[Data entries]
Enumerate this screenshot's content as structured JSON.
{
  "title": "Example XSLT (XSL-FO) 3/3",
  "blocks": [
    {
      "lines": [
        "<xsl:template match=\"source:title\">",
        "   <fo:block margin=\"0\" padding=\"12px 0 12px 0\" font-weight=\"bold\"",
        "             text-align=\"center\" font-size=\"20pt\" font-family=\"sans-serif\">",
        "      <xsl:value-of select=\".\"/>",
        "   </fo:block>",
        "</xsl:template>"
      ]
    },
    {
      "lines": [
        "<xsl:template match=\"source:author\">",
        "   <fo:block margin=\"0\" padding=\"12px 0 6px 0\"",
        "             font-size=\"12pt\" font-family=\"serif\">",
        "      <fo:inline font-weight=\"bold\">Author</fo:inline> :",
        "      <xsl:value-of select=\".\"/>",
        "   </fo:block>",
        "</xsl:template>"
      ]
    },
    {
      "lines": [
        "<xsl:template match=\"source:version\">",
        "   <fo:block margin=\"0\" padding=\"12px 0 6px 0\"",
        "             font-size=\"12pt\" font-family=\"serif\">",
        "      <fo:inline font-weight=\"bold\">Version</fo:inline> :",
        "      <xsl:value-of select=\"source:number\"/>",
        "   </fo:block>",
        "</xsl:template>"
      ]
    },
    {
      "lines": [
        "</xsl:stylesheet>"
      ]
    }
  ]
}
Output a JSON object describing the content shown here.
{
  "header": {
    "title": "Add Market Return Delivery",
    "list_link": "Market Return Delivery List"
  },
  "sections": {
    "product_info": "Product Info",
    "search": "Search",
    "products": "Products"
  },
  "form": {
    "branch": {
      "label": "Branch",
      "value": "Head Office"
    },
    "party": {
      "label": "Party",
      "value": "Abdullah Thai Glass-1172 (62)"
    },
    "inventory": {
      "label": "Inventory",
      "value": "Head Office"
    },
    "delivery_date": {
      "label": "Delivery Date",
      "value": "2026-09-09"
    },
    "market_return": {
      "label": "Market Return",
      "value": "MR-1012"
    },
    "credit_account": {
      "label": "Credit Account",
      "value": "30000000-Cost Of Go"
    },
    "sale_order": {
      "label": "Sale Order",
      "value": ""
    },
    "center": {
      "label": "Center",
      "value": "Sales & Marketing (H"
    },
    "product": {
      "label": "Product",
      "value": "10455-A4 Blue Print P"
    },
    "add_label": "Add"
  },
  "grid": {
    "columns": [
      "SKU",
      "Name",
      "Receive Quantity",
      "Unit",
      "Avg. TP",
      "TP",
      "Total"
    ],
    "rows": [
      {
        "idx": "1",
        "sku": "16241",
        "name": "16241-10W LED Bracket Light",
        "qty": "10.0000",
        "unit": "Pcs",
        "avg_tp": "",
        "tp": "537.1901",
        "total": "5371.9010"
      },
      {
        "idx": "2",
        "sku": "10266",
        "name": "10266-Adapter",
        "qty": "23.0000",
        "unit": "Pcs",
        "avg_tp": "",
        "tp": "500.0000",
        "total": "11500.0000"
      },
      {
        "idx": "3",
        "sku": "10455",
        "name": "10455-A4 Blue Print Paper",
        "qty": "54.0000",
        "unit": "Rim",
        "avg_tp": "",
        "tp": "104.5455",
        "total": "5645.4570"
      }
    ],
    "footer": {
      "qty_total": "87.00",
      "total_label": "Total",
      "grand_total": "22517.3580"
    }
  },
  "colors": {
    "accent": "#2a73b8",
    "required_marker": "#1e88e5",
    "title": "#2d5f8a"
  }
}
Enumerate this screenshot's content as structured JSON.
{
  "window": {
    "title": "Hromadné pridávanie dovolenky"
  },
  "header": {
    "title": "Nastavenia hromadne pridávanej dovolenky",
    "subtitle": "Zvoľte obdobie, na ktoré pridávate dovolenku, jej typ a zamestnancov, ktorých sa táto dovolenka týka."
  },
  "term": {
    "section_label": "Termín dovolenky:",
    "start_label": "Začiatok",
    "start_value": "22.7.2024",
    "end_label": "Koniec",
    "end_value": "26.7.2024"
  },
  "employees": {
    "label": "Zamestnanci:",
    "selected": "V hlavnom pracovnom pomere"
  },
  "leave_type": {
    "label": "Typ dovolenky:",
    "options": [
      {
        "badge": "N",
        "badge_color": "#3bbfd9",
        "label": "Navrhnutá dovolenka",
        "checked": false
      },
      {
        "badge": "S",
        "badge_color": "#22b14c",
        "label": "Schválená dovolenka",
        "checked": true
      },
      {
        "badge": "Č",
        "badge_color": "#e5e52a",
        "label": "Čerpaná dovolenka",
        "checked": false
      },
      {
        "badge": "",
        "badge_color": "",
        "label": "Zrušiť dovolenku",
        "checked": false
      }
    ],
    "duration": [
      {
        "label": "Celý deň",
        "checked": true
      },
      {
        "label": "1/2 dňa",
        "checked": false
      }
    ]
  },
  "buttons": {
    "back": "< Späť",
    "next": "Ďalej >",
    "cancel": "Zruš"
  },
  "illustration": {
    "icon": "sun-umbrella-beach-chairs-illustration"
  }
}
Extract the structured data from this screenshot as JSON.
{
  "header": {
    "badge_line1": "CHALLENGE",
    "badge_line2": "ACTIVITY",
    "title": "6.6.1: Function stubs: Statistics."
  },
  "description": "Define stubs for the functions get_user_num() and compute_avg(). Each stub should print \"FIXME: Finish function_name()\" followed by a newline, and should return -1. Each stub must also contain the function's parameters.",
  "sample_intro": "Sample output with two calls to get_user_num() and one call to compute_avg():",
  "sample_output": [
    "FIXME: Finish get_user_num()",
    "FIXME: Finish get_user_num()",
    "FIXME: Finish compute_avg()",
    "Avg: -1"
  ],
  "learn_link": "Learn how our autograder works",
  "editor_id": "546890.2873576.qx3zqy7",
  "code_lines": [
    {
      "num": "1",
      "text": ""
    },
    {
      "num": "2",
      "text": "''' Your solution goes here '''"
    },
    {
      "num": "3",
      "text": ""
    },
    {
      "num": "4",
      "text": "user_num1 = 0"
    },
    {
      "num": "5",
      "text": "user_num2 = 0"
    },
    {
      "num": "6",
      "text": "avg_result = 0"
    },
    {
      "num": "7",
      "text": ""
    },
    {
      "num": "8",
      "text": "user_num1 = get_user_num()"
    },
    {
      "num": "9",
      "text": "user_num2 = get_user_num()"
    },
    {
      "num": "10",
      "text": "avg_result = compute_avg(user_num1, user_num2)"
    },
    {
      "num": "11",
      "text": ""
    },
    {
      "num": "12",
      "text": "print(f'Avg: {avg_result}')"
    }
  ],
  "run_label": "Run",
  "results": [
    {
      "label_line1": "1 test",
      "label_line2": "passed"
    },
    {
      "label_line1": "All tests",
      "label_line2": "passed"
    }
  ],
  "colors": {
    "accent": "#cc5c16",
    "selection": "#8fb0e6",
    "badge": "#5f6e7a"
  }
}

- _Task requirements_
Print the material verbatim, all of it.

- _Expected answer_
Enumerate this screenshot's content as structured JSON.
{
  "title": "Example XSLT (XSL-FO) 3/3",
  "blocks": [
    {
      "lines": [
        "<xsl:template match=\"source:title\">",
        "   <fo:block margin=\"0\" padding=\"12px 0 12px 0\" font-weight=\"bold\"",
        "             text-align=\"center\" font-size=\"20pt\" font-family=\"sans-serif\">",
        "      <xsl:value-of select=\".\"/>",
        "   </fo:block>",
        "</xsl:template>"
      ]
    },
    {
      "lines": [
        "<xsl:template match=\"source:author\">",
        "   <fo:block margin=\"0\" padding=\"12px 0 6px 0\"",
        "             font-size=\"12pt\" font-family=\"serif\">",
        "      <fo:inline font-weight=\"bold\">Author</fo:inline> :",
        "      <xsl:value-of select=\".\"/>",
        "   </fo:block>",
        "</xsl:template>"
      ]
    },
    {
      "lines": [
        "<xsl:template match=\"source:version\">",
        "   <fo:block margin=\"0\" padding=\"12px 0 6px 0\"",
        "             font-size=\"12pt\" font-family=\"serif\">",
        "      <fo:inline font-weight=\"bold\">Version</fo:inline> :",
        "      <xsl:value-of select=\"source:number\"/>",
        "   </fo:block>",
        "</xsl:template>"
      ]
    },
    {
      "lines": [
        "</xsl:stylesheet>"
      ]
    }
  ]
}
Output a JSON object describing the content shown here.
{
  "header": {
    "title": "Add Market Return Delivery",
    "list_link": "Market Return Delivery List"
  },
  "sections": {
    "product_info": "Product Info",
    "search": "Search",
    "products": "Products"
  },
  "form": {
    "branch": {
      "label": "Branch",
      "value": "Head Office"
    },
    "party": {
      "label": "Party",
      "value": "Abdullah Thai Glass-1172 (62)"
    },
    "inventory": {
      "label": "Inventory",
      "value": "Head Office"
    },
    "delivery_date": {
      "label": "Delivery Date",
      "value": "2026-09-09"
    },
    "market_return": {
      "label": "Market Return",
      "value": "MR-1012"
    },
    "credit_account": {
      "label": "Credit Account",
      "value": "30000000-Cost Of Go"
    },
    "sale_order": {
      "label": "Sale Order",
      "value": ""
    },
    "center": {
      "label": "Center",
      "value": "Sales & Marketing (H"
    },
    "product": {
      "label": "Product",
      "value": "10455-A4 Blue Print P"
    },
    "add_label": "Add"
  },
  "grid": {
    "columns": [
      "SKU",
      "Name",
      "Receive Quantity",
      "Unit",
      "Avg. TP",
      "TP",
      "Total"
    ],
    "rows": [
      {
        "idx": "1",
        "sku": "16241",
        "name": "16241-10W LED Bracket Light",
        "qty": "10.0000",
        "unit": "Pcs",
        "avg_tp": "",
        "tp": "537.1901",
        "total": "5371.9010"
      },
      {
        "idx": "2",
        "sku": "10266",
        "name": "10266-Adapter",
        "qty": "23.0000",
        "unit": "Pcs",
        "avg_tp": "",
        "tp": "500.0000",
        "total": "11500.0000"
      },
      {
        "idx": "3",
        "sku": "10455",
        "name": "10455-A4 Blue Print Paper",
        "qty": "54.0000",
        "unit": "Rim",
        "avg_tp": "",
        "tp": "104.5455",
        "total": "5645.4570"
      }
    ],
    "footer": {
      "qty_total": "87.00",
      "total_label": "Total",
      "grand_total": "22517.3580"
    }
  },
  "colors": {
    "accent": "#2a73b8",
    "required_marker": "#1e88e5",
    "title": "#2d5f8a"
  }
}
Enumerate this screenshot's content as structured JSON.
{
  "window": {
    "title": "Hromadné pridávanie dovolenky"
  },
  "header": {
    "title": "Nastavenia hromadne pridávanej dovolenky",
    "subtitle": "Zvoľte obdobie, na ktoré pridávate dovolenku, jej typ a zamestnancov, ktorých sa táto dovolenka týka."
  },
  "term": {
    "section_label": "Termín dovolenky:",
    "start_label": "Začiatok",
    "start_value": "22.7.2024",
    "end_label": "Koniec",
    "end_value": "26.7.2024"
  },
  "employees": {
    "label": "Zamestnanci:",
    "selected": "V hlavnom pracovnom pomere"
  },
  "leave_type": {
    "label": "Typ dovolenky:",
    "options": [
      {
        "badge": "N",
        "badge_color": "#3bbfd9",
        "label": "Navrhnutá dovolenka",
        "checked": false
      },
      {
        "badge": "S",
        "badge_color": "#22b14c",
        "label": "Schválená dovolenka",
        "checked": true
      },
      {
        "badge": "Č",
        "badge_color": "#e5e52a",
        "label": "Čerpaná dovolenka",
        "checked": false
      },
      {
        "badge": "",
        "badge_color": "",
        "label": "Zrušiť dovolenku",
        "checked": false
      }
    ],
    "duration": [
      {
        "label": "Celý deň",
        "checked": true
      },
      {
        "label": "1/2 dňa",
        "checked": false
      }
    ]
  },
  "buttons": {
    "back": "< Späť",
    "next": "Ďalej >",
    "cancel": "Zruš"
  },
  "illustration": {
    "icon": "sun-umbrella-beach-chairs-illustration"
  }
}
Extract the structured data from this screenshot as JSON.
{
  "header": {
    "badge_line1": "CHALLENGE",
    "badge_line2": "ACTIVITY",
    "title": "6.6.1: Function stubs: Statistics."
  },
  "description": "Define stubs for the functions get_user_num() and compute_avg(). Each stub should print \"FIXME: Finish function_name()\" followed by a newline, and should return -1. Each stub must also contain the function's parameters.",
  "sample_intro": "Sample output with two calls to get_user_num() and one call to compute_avg():",
  "sample_output": [
    "FIXME: Finish get_user_num()",
    "FIXME: Finish get_user_num()",
    "FIXME: Finish compute_avg()",
    "Avg: -1"
  ],
  "learn_link": "Learn how our autograder works",
  "editor_id": "546890.2873576.qx3zqy7",
  "code_lines": [
    {
      "num": "1",
      "text": ""
    },
    {
      "num": "2",
      "text": "''' Your solution goes here '''"
    },
    {
      "num": "3",
      "text": ""
    },
    {
      "num": "4",
      "text": "user_num1 = 0"
    },
    {
      "num": "5",
      "text": "user_num2 = 0"
    },
    {
      "num": "6",
      "text": "avg_result = 0"
    },
    {
      "num": "7",
      "text": ""
    },
    {
      "num": "8",
      "text": "user_num1 = get_user_num()"
    },
    {
      "num": "9",
      "text": "user_num2 = get_user_num()"
    },
    {
      "num": "10",
      "text": "avg_result = compute_avg(user_num1, user_num2)"
    },
    {
      "num": "11",
      "text": ""
    },
    {
      "num": "12",
      "text": "print(f'Avg: {avg_result}')"
    }
  ],
  "run_label": "Run",
  "results": [
    {
      "label_line1": "1 test",
      "label_line2": "passed"
    },
    {
      "label_line1": "All tests",
      "label_line2": "passed"
    }
  ],
  "colors": {
    "accent": "#cc5c16",
    "selection": "#8fb0e6",
    "badge": "#5f6e7a"
  }
}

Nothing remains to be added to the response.